[INPUT ROWS]:
╭──

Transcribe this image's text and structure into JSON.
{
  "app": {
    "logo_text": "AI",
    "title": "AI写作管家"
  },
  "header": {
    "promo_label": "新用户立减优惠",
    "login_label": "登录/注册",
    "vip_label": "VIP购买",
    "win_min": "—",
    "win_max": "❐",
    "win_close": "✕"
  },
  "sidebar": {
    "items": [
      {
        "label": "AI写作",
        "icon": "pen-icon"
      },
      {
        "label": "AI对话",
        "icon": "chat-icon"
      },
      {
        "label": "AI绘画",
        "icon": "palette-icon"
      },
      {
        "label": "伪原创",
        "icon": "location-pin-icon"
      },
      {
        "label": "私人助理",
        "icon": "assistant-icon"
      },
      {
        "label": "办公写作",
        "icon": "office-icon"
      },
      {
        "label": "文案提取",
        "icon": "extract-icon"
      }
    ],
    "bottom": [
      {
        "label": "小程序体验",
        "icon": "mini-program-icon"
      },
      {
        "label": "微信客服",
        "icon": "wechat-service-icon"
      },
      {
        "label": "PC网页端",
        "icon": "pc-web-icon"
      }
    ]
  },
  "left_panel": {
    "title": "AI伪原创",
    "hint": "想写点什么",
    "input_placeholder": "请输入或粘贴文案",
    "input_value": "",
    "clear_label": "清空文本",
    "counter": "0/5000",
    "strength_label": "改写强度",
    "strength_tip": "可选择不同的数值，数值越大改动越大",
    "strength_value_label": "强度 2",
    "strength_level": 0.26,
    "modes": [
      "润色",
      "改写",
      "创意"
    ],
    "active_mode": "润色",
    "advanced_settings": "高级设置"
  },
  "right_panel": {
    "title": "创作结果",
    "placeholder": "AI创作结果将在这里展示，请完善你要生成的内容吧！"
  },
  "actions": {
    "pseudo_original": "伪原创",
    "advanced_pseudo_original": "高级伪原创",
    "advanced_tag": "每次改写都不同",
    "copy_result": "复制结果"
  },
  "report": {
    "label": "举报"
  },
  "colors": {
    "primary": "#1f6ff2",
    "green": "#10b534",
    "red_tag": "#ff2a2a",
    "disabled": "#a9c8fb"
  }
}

╰──

[WHAT NEEDS TO BE DONE]:
Output the full listing exactly as it stands.

[RESULT OF THIS EXERCISE]:
Transcribe this image's text and structure into JSON.
{
  "app": {
    "logo_text": "AI",
    "title": "AI写作管家"
  },
  "header": {
    "promo_label": "新用户立减优惠",
    "login_label": "登录/注册",
    "vip_label": "VIP购买",
    "win_min": "—",
    "win_max": "❐",
    "win_close": "✕"
  },
  "sidebar": {
    "items": [
      {
        "label": "AI写作",
        "icon": "pen-icon"
      },
      {
        "label": "AI对话",
        "icon": "chat-icon"
      },
      {
        "label": "AI绘画",
        "icon": "palette-icon"
      },
      {
        "label": "伪原创",
        "icon": "location-pin-icon"
      },
      {
        "label": "私人助理",
        "icon": "assistant-icon"
      },
      {
        "label": "办公写作",
        "icon": "office-icon"
      },
      {
        "label": "文案提取",
        "icon": "extract-icon"
      }
    ],
    "bottom": [
      {
        "label": "小程序体验",
        "icon": "mini-program-icon"
      },
      {
        "label": "微信客服",
        "icon": "wechat-service-icon"
      },
      {
        "label": "PC网页端",
        "icon": "pc-web-icon"
      }
    ]
  },
  "left_panel": {
    "title": "AI伪原创",
    "hint": "想写点什么",
    "input_placeholder": "请输入或粘贴文案",
    "input_value": "",
    "clear_label": "清空文本",
    "counter": "0/5000",
    "strength_label": "改写强度",
    "strength_tip": "可选择不同的数值，数值越大改动越大",
    "strength_value_label": "强度 2",
    "strength_level": 0.26,
    "modes": [
      "润色",
      "改写",
      "创意"
    ],
    "active_mode": "润色",
    "advanced_settings": "高级设置"
  },
  "right_panel": {
    "title": "创作结果",
    "placeholder": "AI创作结果将在这里展示，请完善你要生成的内容吧！"
  },
  "actions": {
    "pseudo_original": "伪原创",
    "advanced_pseudo_original": "高级伪原创",
    "advanced_tag": "每次改写都不同",
    "copy_result": "复制结果"
  },
  "report": {
    "label": "举报"
  },
  "colors": {
    "primary": "#1f6ff2",
    "green": "#10b534",
    "red_tag": "#ff2a2a",
    "disabled": "#a9c8fb"
  }
}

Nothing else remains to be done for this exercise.